## Reading text
»»

It was chilly around a recent campfire, but the conversation heated up rather quickly as folks shared their thoughts about propane safety.

Propane transport

Chet began. “I just got a dressing down,” he said. “I took my 30 lb. propane tank to fill it up and was told I needed to transport my filled tank upright. That’s impossible in my small vehicle. I put it in the backseat and as you can see—I survived.”

Rob smiled, “As long as you kept your car window open, you won’t asphyxiate yourself.”

“You should always keep your full propane tank upright!” Rick admonished. “You want to keep the relief valve above the liquid propane. The valve is on the top of the tank to vent gaseous propane. If laid on its side, the valve may vent liquid propane—a potentially explosive situation. Not to mention the possibility of damaging the relief valve.”

Joan added, “I’ve always used a milk crate and some bungee cords to safely transport our propane tank in our pickup truck. You can purchase tank stabilizers or holders, too.”

Other propane safety tips

Here are some propane tips and tricks other RVers shared:

  • Tip to find a gas leak. Use dish soap and water to help locate a gas leak. Pour the mixture into a spray bottle or use a rag to apply the mixture to joints, connectors, or pipes. Bubbles will appear where you have a leak.

««

## Entries shown
»»

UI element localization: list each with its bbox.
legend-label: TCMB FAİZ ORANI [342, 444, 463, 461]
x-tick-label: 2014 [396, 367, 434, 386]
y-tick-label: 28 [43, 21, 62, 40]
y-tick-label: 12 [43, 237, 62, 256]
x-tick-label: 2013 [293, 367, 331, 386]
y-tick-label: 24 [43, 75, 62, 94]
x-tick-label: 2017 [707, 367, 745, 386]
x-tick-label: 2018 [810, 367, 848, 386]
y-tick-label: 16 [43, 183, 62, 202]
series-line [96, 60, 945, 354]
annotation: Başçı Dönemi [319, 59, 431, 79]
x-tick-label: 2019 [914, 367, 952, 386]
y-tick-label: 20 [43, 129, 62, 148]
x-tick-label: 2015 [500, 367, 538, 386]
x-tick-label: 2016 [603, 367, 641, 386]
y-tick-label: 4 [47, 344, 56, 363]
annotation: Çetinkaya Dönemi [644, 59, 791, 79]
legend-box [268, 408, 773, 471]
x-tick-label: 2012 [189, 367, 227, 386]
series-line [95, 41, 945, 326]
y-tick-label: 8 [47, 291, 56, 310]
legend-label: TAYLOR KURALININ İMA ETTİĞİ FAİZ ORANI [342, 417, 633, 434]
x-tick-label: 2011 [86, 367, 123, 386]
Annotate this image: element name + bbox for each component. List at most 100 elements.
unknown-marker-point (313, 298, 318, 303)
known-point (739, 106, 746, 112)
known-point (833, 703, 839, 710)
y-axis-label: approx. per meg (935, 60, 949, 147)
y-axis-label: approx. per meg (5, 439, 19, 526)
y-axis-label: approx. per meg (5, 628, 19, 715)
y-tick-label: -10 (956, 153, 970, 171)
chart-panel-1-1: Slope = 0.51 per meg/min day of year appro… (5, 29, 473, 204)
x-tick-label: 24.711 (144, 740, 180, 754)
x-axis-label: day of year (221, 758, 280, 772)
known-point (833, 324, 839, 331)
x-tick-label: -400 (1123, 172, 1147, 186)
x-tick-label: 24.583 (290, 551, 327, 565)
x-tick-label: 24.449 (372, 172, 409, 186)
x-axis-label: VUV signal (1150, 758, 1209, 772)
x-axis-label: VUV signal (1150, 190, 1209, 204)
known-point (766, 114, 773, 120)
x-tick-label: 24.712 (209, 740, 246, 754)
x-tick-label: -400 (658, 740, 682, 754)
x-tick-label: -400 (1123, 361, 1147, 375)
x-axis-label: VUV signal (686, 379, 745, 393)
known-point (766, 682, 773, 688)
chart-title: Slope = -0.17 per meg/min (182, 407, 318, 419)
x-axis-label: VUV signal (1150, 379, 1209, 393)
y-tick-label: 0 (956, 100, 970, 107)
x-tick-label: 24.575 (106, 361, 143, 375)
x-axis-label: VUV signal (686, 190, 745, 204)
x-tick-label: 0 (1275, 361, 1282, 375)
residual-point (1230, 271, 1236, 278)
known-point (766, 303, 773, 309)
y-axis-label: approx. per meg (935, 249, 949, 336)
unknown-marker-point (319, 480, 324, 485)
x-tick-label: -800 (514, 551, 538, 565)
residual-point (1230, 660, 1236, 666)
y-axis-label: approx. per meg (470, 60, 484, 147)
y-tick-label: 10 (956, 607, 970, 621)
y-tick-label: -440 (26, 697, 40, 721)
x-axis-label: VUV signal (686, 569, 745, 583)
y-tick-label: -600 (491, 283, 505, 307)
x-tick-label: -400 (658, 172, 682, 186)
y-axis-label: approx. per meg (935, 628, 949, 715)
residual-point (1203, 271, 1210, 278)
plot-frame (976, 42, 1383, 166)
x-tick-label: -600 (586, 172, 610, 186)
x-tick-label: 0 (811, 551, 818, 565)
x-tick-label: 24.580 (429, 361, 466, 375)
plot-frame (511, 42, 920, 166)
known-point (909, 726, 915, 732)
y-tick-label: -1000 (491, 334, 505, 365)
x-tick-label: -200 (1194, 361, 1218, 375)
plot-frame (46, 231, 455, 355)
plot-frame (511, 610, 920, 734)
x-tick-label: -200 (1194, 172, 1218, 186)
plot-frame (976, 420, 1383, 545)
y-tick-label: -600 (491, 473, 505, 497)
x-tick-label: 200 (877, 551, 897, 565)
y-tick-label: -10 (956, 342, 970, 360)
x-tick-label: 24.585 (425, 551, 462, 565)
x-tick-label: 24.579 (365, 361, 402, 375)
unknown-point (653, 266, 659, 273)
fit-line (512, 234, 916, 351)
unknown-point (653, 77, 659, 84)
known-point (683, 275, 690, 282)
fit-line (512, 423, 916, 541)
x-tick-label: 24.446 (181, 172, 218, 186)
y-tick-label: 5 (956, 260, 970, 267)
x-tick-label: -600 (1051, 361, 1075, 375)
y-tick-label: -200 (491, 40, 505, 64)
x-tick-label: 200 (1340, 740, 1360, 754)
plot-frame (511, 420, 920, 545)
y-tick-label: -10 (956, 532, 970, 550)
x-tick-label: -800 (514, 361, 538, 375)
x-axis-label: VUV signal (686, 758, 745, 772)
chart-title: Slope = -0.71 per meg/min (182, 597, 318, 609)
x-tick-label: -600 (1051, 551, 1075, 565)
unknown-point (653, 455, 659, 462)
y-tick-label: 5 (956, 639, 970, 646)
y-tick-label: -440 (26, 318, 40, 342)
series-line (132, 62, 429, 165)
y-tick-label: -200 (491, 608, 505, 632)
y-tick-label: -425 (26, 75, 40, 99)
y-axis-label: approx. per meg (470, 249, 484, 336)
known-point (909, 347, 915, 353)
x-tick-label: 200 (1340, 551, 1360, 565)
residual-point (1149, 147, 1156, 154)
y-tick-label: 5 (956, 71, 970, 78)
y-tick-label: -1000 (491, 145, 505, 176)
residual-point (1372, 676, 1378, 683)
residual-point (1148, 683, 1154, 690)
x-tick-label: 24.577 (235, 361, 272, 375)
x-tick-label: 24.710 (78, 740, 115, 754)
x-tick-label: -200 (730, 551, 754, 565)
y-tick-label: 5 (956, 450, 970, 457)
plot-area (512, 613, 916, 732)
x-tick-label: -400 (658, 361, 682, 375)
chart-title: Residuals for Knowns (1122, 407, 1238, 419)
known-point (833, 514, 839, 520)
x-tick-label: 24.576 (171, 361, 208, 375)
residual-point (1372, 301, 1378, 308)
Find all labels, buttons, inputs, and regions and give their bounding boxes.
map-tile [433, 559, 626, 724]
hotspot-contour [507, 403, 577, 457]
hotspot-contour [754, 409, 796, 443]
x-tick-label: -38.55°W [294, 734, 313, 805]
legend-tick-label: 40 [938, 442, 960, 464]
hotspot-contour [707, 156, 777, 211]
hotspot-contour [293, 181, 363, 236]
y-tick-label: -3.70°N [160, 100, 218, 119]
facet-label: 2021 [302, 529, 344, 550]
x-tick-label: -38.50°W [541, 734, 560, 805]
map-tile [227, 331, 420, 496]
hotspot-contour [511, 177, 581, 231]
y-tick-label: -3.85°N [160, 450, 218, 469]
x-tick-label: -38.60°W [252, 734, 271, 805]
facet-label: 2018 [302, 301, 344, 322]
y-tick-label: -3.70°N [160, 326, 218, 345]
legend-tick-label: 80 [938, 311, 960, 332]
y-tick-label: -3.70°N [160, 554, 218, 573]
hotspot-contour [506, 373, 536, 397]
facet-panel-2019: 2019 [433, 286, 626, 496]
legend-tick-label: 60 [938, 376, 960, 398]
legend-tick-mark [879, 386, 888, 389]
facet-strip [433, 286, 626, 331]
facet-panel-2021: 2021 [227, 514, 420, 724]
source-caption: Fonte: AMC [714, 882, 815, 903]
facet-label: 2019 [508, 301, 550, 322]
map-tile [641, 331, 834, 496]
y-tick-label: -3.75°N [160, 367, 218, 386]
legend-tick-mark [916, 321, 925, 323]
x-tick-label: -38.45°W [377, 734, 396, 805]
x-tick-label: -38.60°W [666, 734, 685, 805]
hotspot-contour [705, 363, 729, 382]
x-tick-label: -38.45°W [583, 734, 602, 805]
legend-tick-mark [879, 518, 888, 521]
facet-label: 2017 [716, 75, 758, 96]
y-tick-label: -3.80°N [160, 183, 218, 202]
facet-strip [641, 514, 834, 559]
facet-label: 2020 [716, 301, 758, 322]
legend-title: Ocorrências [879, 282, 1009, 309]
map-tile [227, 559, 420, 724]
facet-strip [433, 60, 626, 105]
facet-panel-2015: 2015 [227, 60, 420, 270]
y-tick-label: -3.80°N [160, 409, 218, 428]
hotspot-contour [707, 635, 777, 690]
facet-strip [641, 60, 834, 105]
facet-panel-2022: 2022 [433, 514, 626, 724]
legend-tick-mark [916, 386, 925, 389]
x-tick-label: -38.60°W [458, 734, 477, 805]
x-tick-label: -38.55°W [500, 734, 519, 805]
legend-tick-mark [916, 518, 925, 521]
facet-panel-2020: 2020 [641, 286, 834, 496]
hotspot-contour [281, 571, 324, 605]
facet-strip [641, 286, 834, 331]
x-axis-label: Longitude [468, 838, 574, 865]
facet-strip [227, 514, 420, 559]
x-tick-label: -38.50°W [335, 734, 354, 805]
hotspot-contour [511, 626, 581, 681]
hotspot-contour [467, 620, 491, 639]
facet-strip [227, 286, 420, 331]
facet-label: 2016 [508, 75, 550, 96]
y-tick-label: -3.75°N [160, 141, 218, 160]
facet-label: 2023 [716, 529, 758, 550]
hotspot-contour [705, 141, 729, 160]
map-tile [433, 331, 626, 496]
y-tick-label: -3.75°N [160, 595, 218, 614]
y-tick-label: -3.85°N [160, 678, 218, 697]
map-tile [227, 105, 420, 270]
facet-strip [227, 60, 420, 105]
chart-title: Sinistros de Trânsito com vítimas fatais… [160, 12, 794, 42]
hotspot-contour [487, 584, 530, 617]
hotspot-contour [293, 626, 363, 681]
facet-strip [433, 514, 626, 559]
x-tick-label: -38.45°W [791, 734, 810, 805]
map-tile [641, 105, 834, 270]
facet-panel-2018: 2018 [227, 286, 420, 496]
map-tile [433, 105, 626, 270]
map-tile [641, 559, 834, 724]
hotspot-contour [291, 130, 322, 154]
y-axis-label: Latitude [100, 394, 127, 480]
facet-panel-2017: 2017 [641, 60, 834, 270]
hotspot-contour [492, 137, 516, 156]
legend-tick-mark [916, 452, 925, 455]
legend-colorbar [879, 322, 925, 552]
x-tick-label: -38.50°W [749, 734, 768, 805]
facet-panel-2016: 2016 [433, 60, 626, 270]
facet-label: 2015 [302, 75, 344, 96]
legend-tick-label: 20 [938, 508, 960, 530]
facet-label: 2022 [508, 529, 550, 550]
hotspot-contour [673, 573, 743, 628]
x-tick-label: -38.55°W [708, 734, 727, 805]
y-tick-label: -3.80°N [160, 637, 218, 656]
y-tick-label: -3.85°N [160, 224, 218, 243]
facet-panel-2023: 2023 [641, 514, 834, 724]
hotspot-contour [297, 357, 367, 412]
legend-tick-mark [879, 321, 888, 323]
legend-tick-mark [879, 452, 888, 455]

««

## Questions
a) From the propane safety text, pull out the passage that starts with "Here are some" and finishes with "have a leak.", copied word for word.
b) Name every person who speaks at the campfire in the propane safety text.

## Per-task answers
a)
Here are some propane tips and tricks other RVers shared:

  • Tip to find a gas leak. Use dish soap and water to help locate a gas leak. Pour the mixture into a spray bottle or use a rag to apply the mixture to joints, connectors, or pipes. Bubbles will appear where you have a leak.

b) Chet, Rob, Rick, Joan